- _Objective_: Set the listing down unchanged, minus every embedded image.

- _Supplied material_:

-.-.-

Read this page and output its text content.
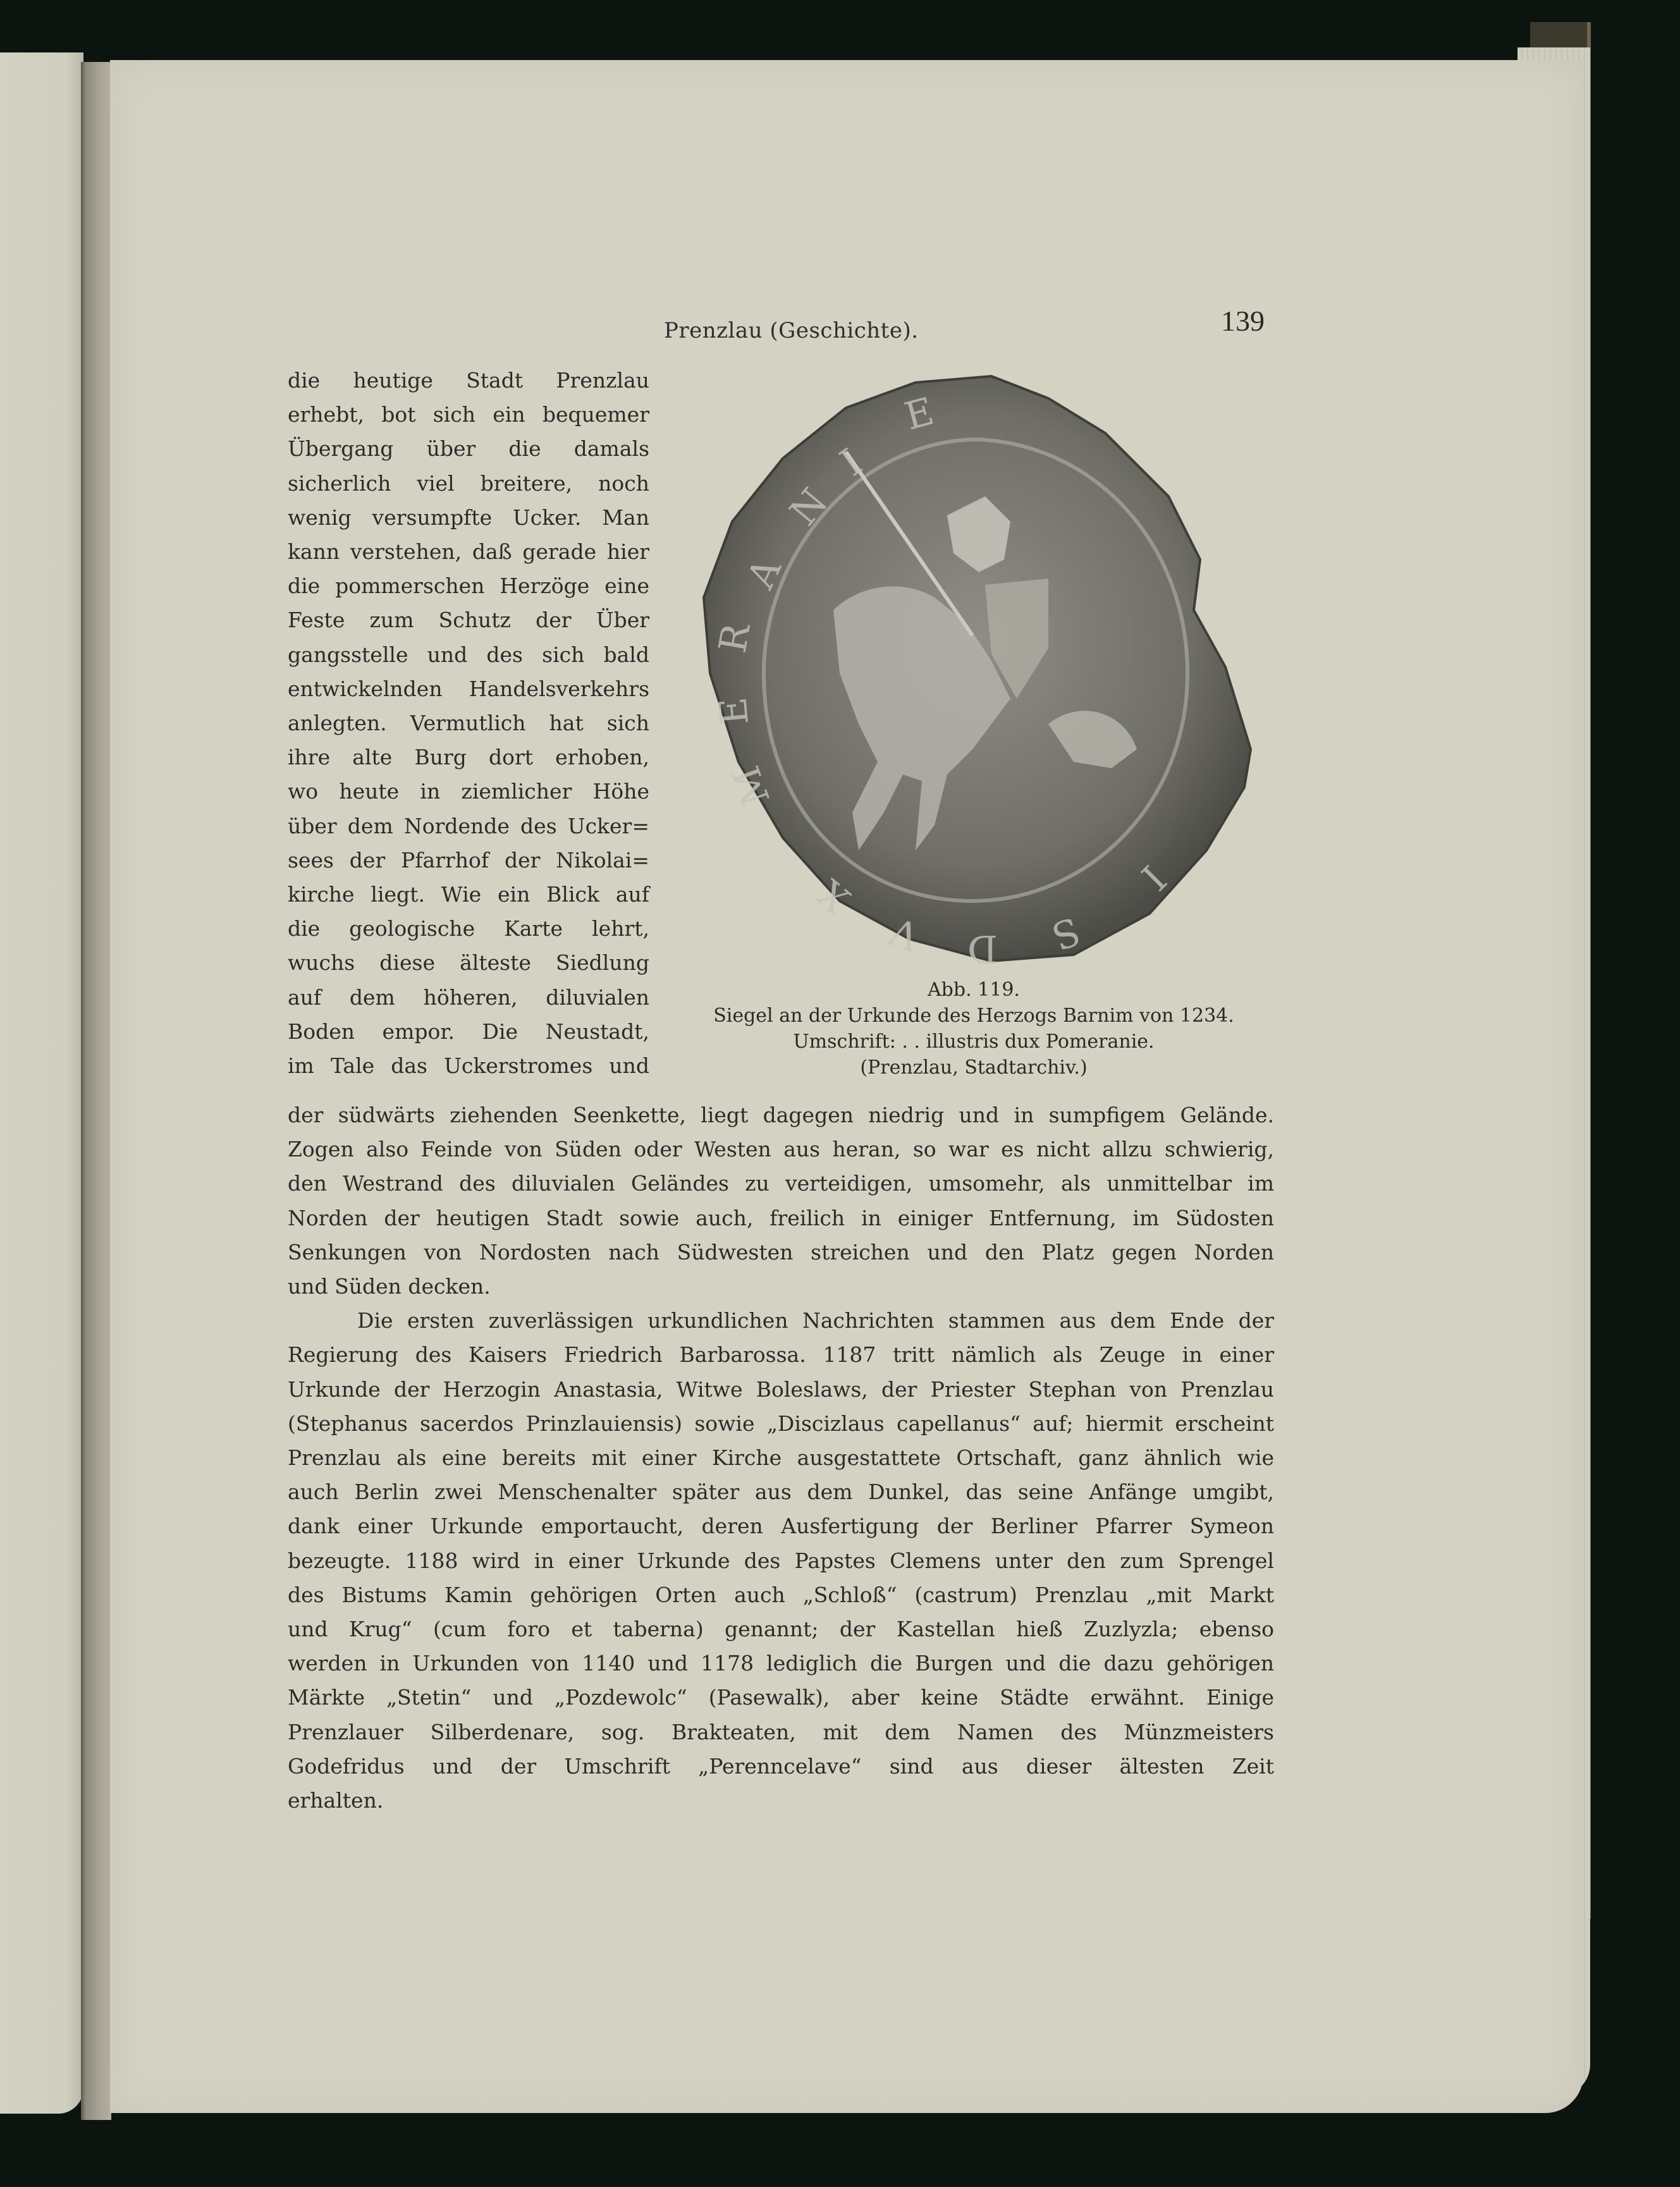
Prenzlau (Geschichte).	139
die heutige Stadt Prenzlau
erhebt, bot sich ein bequemer
Übergang über die damals
sicherlich viel breitere, noch
wenig versumpfte Ucker. Man
kann verstehen, daß gerade hier
die pommerschen Herzöge eine
Feste zum Schutz der Über
gangsstelle und des sich bald
entwickelnden Handelsverkehrs
anlegten. Vermutlich hat sich
ihre alte Burg dort erhoben,
wo heute in ziemlicher Höhe
über dem Nordende des Ucker=
sees der Pfarrhof der Nikolai=
kirche liegt. Wie ein Blick auf
die geologische Karte lehrt,
wuchs diese älteste Siedlung
auf dem höheren, diluvialen
Boden empor. Die Neustadt,
im Tale das Uckerstromes und
E
I
N
A
R
E
M
X
V D S
I
Abb. 119.
Siegel an der Urkunde des Herzogs Barnim von 1234.
Umschrift: . . illustris dux Pomeranie.
(Prenzlau, Stadtarchiv.)
der südwärts ziehenden Seenkette, liegt dagegen niedrig und in sumpfigem Gelände.
Zogen also Feinde von Süden oder Westen aus heran, so war es nicht allzu schwierig,
den Westrand des diluvialen Geländes zu verteidigen, umsomehr, als unmittelbar im
Norden der heutigen Stadt sowie auch, freilich in einiger Entfernung, im Südosten
Senkungen von Nordosten nach Südwesten streichen und den Platz gegen Norden
und Süden decken.
Die ersten zuverlässigen urkundlichen Nachrichten stammen aus dem Ende der
Regierung des Kaisers Friedrich Barbarossa. 1187 tritt nämlich als Zeuge in einer
Urkunde der Herzogin Anastasia, Witwe Boleslaws, der Priester Stephan von Prenzlau
(Stephanus sacerdos Prinzlauiensis) sowie „Discizlaus capellanus“ auf; hiermit erscheint
Prenzlau als eine bereits mit einer Kirche ausgestattete Ortschaft, ganz ähnlich wie
auch Berlin zwei Menschenalter später aus dem Dunkel, das seine Anfänge umgibt,
dank einer Urkunde emportaucht, deren Ausfertigung der Berliner Pfarrer Symeon
bezeugte. 1188 wird in einer Urkunde des Papstes Clemens unter den zum Sprengel
des Bistums Kamin gehörigen Orten auch „Schloß“ (castrum) Prenzlau „mit Markt
und Krug“ (cum foro et taberna) genannt; der Kastellan hieß Zuzlyzla; ebenso
werden in Urkunden von 1140 und 1178 lediglich die Burgen und die dazu gehörigen
Märkte „Stetin“ und „Pozdewolc“ (Pasewalk), aber keine Städte erwähnt. Einige
Prenzlauer Silberdenare, sog. Brakteaten, mit dem Namen des Münzmeisters
Godefridus und der Umschrift „Perenncelave“ sind aus dieser ältesten Zeit
erhalten.
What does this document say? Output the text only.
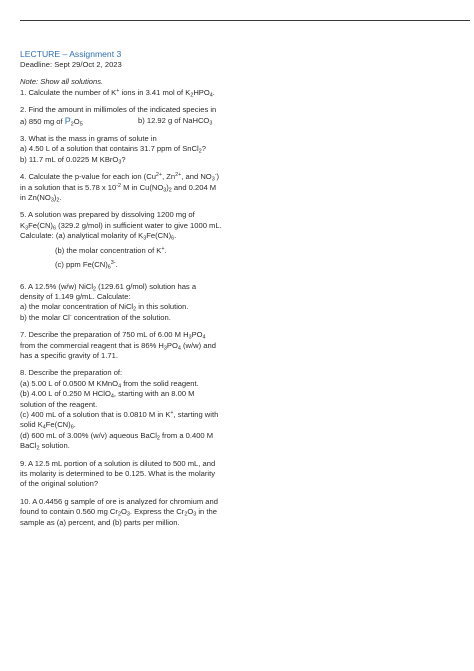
LECTURE – Assignment 3
Deadline: Sept 29/Oct 2, 2023
Note: Show all solutions.
1. Calculate the number of K+ ions in 3.41 mol of $K_2HPO_4$.
2. Find the amount in millimoles of the indicated species in
a) 850 mg of $P_2O_5$	b) 12.92 g of NaHCO$_3$
3. What is the mass in grams of solute in
a) 4.50 L of a solution that contains 31.7 ppm of SnCl$_2$?
b) 11.7 mL of 0.0225 M KBrO$_3$?
4. Calculate the p-value for each ion ($Cu^{2+}$, $Zn^{2+}$, and $NO_3^-$)
in a solution that is 5.78 x $10^{-2}$ M in $Cu(NO_3)_2$ and 0.204 M
in $Zn(NO_3)_2$.
5. A solution was prepared by dissolving 1200 mg of
$K_3Fe(CN)_6$ (329.2 g/mol) in sufficient water to give 1000 mL.
Calculate: (a) analytical molarity of $K_3Fe(CN)_6$.
(b) the molar concentration of K+.
(c) ppm $Fe(CN)_6^{3-}$.
6. A 12.5% (w/w) NiCl$_2$ (129.61 g/mol) solution has a
density of 1.149 g/mL. Calculate:
a) the molar concentration of NiCl$_2$ in this solution.
b) the molar Cl- concentration of the solution.
7. Describe the preparation of 750 mL of 6.00 M $H_3PO_4$
from the commercial reagent that is 86% $H_3PO_4$ (w/w) and
has a specific gravity of 1.71.
8. Describe the preparation of:
(a) 5.00 L of 0.0500 M KMnO$_4$ from the solid reagent.
(b) 4.00 L of 0.250 M HClO$_4$, starting with an 8.00 M
solution of the reagent.
(c) 400 mL of a solution that is 0.0810 M in K+, starting with
solid $K_4Fe(CN)_6$.
(d) 600 mL of 3.00% (w/v) aqueous BaCl$_2$ from a 0.400 M
BaCl$_2$ solution.
9. A 12.5 mL portion of a solution is diluted to 500 mL, and
its molarity is determined to be 0.125. What is the molarity
of the original solution?
10. A 0.4456 g sample of ore is analyzed for chromium and
found to contain 0.560 mg $Cr_2O_3$. Express the $Cr_2O_3$ in the
sample as (a) percent, and (b) parts per million.
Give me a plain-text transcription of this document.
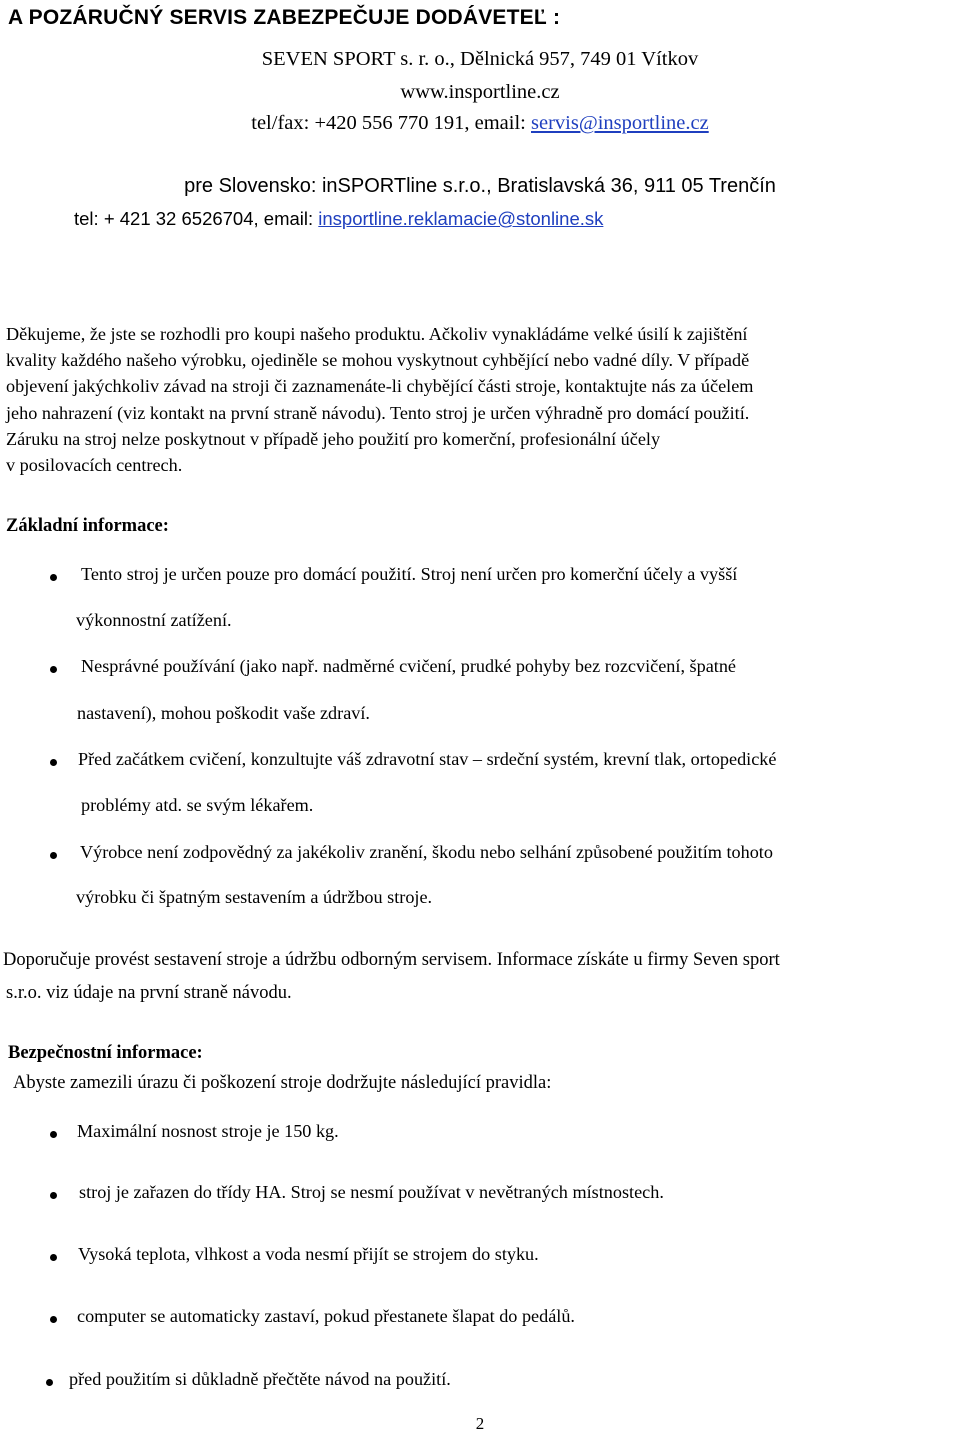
A POZÁRUČNÝ SERVIS ZABEZPEČUJE DODÁVETEĽ :
SEVEN SPORT s. r. o., Dělnická 957, 749 01 Vítkov
www.insportline.cz
tel/fax: +420 556 770 191, email: servis@insportline.cz
pre Slovensko: inSPORTline s.r.o., Bratislavská 36, 911 05 Trenčín
tel: + 421 32 6526704, email: insportline.reklamacie@stonline.sk
Děkujeme, že jste se rozhodli pro koupi našeho produktu. Ačkoliv vynakládáme velké úsilí k zajištění
kvality každého našeho výrobku, ojediněle se mohou vyskytnout cyhbějící nebo vadné díly. V případě
objevení jakýchkoliv závad na stroji či zaznamenáte-li chybějící části stroje, kontaktujte nás za účelem
jeho nahrazení (viz kontakt na první straně návodu). Tento stroj je určen výhradně pro domácí použití.
Záruku na stroj nelze poskytnout v případě jeho použití pro komerční, profesionální účely
v posilovacích centrech.
Základní informace:
Tento stroj je určen pouze pro domácí použití. Stroj není určen pro komerční účely a vyšší
výkonnostní zatížení.
Nesprávné používání (jako např. nadměrné cvičení, prudké pohyby bez rozcvičení, špatné
nastavení), mohou poškodit vaše zdraví.
Před začátkem cvičení, konzultujte váš zdravotní stav – srdeční systém, krevní tlak, ortopedické
problémy atd. se svým lékařem.
Výrobce není zodpovědný za jakékoliv zranění, škodu nebo selhání způsobené použitím tohoto
výrobku či špatným sestavením a údržbou stroje.
Doporučuje provést sestavení stroje a údržbu odborným servisem. Informace získáte u firmy Seven sport
s.r.o. viz údaje na první straně návodu.
Bezpečnostní informace:
Abyste zamezili úrazu či poškození stroje dodržujte následující pravidla:
Maximální nosnost stroje je 150 kg.
stroj je zařazen do třídy HA. Stroj se nesmí používat v nevětraných místnostech.
Vysoká teplota, vlhkost a voda nesmí přijít se strojem do styku.
computer se automaticky zastaví, pokud přestanete šlapat do pedálů.
před použitím si důkladně přečtěte návod na použití.
2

-.-.-

- _Task answer_:
Read this page and output its text content.
Prenzlau (Geschichte).	139
die heutige Stadt Prenzlau
erhebt, bot sich ein bequemer
Übergang über die damals
sicherlich viel breitere, noch
wenig versumpfte Ucker. Man
kann verstehen, daß gerade hier
die pommerschen Herzöge eine
Feste zum Schutz der Über
gangsstelle und des sich bald
entwickelnden Handelsverkehrs
anlegten. Vermutlich hat sich
ihre alte Burg dort erhoben,
wo heute in ziemlicher Höhe
über dem Nordende des Ucker=
sees der Pfarrhof der Nikolai=
kirche liegt. Wie ein Blick auf
die geologische Karte lehrt,
wuchs diese älteste Siedlung
auf dem höheren, diluvialen
Boden empor. Die Neustadt,
im Tale das Uckerstromes und
E
I
N
A
R
E
M
X
V D S
I
Abb. 119.
Siegel an der Urkunde des Herzogs Barnim von 1234.
Umschrift: . . illustris dux Pomeranie.
(Prenzlau, Stadtarchiv.)
der südwärts ziehenden Seenkette, liegt dagegen niedrig und in sumpfigem Gelände.
Zogen also Feinde von Süden oder Westen aus heran, so war es nicht allzu schwierig,
den Westrand des diluvialen Geländes zu verteidigen, umsomehr, als unmittelbar im
Norden der heutigen Stadt sowie auch, freilich in einiger Entfernung, im Südosten
Senkungen von Nordosten nach Südwesten streichen und den Platz gegen Norden
und Süden decken.
Die ersten zuverlässigen urkundlichen Nachrichten stammen aus dem Ende der
Regierung des Kaisers Friedrich Barbarossa. 1187 tritt nämlich als Zeuge in einer
Urkunde der Herzogin Anastasia, Witwe Boleslaws, der Priester Stephan von Prenzlau
(Stephanus sacerdos Prinzlauiensis) sowie „Discizlaus capellanus“ auf; hiermit erscheint
Prenzlau als eine bereits mit einer Kirche ausgestattete Ortschaft, ganz ähnlich wie
auch Berlin zwei Menschenalter später aus dem Dunkel, das seine Anfänge umgibt,
dank einer Urkunde emportaucht, deren Ausfertigung der Berliner Pfarrer Symeon
bezeugte. 1188 wird in einer Urkunde des Papstes Clemens unter den zum Sprengel
des Bistums Kamin gehörigen Orten auch „Schloß“ (castrum) Prenzlau „mit Markt
und Krug“ (cum foro et taberna) genannt; der Kastellan hieß Zuzlyzla; ebenso
werden in Urkunden von 1140 und 1178 lediglich die Burgen und die dazu gehörigen
Märkte „Stetin“ und „Pozdewolc“ (Pasewalk), aber keine Städte erwähnt. Einige
Prenzlauer Silberdenare, sog. Brakteaten, mit dem Namen des Münzmeisters
Godefridus und der Umschrift „Perenncelave“ sind aus dieser ältesten Zeit
erhalten.
What does this document say? Output the text only.
LECTURE – Assignment 3
Deadline: Sept 29/Oct 2, 2023
Note: Show all solutions.
1. Calculate the number of K+ ions in 3.41 mol of $K_2HPO_4$.
2. Find the amount in millimoles of the indicated species in
a) 850 mg of $P_2O_5$	b) 12.92 g of NaHCO$_3$
3. What is the mass in grams of solute in
a) 4.50 L of a solution that contains 31.7 ppm of SnCl$_2$?
b) 11.7 mL of 0.0225 M KBrO$_3$?
4. Calculate the p-value for each ion ($Cu^{2+}$, $Zn^{2+}$, and $NO_3^-$)
in a solution that is 5.78 x $10^{-2}$ M in $Cu(NO_3)_2$ and 0.204 M
in $Zn(NO_3)_2$.
5. A solution was prepared by dissolving 1200 mg of
$K_3Fe(CN)_6$ (329.2 g/mol) in sufficient water to give 1000 mL.
Calculate: (a) analytical molarity of $K_3Fe(CN)_6$.
(b) the molar concentration of K+.
(c) ppm $Fe(CN)_6^{3-}$.
6. A 12.5% (w/w) NiCl$_2$ (129.61 g/mol) solution has a
density of 1.149 g/mL. Calculate:
a) the molar concentration of NiCl$_2$ in this solution.
b) the molar Cl- concentration of the solution.
7. Describe the preparation of 750 mL of 6.00 M $H_3PO_4$
from the commercial reagent that is 86% $H_3PO_4$ (w/w) and
has a specific gravity of 1.71.
8. Describe the preparation of:
(a) 5.00 L of 0.0500 M KMnO$_4$ from the solid reagent.
(b) 4.00 L of 0.250 M HClO$_4$, starting with an 8.00 M
solution of the reagent.
(c) 400 mL of a solution that is 0.0810 M in K+, starting with
solid $K_4Fe(CN)_6$.
(d) 600 mL of 3.00% (w/v) aqueous BaCl$_2$ from a 0.400 M
BaCl$_2$ solution.
9. A 12.5 mL portion of a solution is diluted to 500 mL, and
its molarity is determined to be 0.125. What is the molarity
of the original solution?
10. A 0.4456 g sample of ore is analyzed for chromium and
found to contain 0.560 mg $Cr_2O_3$. Express the $Cr_2O_3$ in the
sample as (a) percent, and (b) parts per million.
Give me a plain-text transcription of this document.
A POZÁRUČNÝ SERVIS ZABEZPEČUJE DODÁVETEĽ :
SEVEN SPORT s. r. o., Dělnická 957, 749 01 Vítkov
www.insportline.cz
tel/fax: +420 556 770 191, email: servis@insportline.cz
pre Slovensko: inSPORTline s.r.o., Bratislavská 36, 911 05 Trenčín
tel: + 421 32 6526704, email: insportline.reklamacie@stonline.sk
Děkujeme, že jste se rozhodli pro koupi našeho produktu. Ačkoliv vynakládáme velké úsilí k zajištění
kvality každého našeho výrobku, ojediněle se mohou vyskytnout cyhbějící nebo vadné díly. V případě
objevení jakýchkoliv závad na stroji či zaznamenáte-li chybějící části stroje, kontaktujte nás za účelem
jeho nahrazení (viz kontakt na první straně návodu). Tento stroj je určen výhradně pro domácí použití.
Záruku na stroj nelze poskytnout v případě jeho použití pro komerční, profesionální účely
v posilovacích centrech.
Základní informace:
Tento stroj je určen pouze pro domácí použití. Stroj není určen pro komerční účely a vyšší
výkonnostní zatížení.
Nesprávné používání (jako např. nadměrné cvičení, prudké pohyby bez rozcvičení, špatné
nastavení), mohou poškodit vaše zdraví.
Před začátkem cvičení, konzultujte váš zdravotní stav – srdeční systém, krevní tlak, ortopedické
problémy atd. se svým lékařem.
Výrobce není zodpovědný za jakékoliv zranění, škodu nebo selhání způsobené použitím tohoto
výrobku či špatným sestavením a údržbou stroje.
Doporučuje provést sestavení stroje a údržbu odborným servisem. Informace získáte u firmy Seven sport
s.r.o. viz údaje na první straně návodu.
Bezpečnostní informace:
Abyste zamezili úrazu či poškození stroje dodržujte následující pravidla:
Maximální nosnost stroje je 150 kg.
stroj je zařazen do třídy HA. Stroj se nesmí používat v nevětraných místnostech.
Vysoká teplota, vlhkost a voda nesmí přijít se strojem do styku.
computer se automaticky zastaví, pokud přestanete šlapat do pedálů.
před použitím si důkladně přečtěte návod na použití.
2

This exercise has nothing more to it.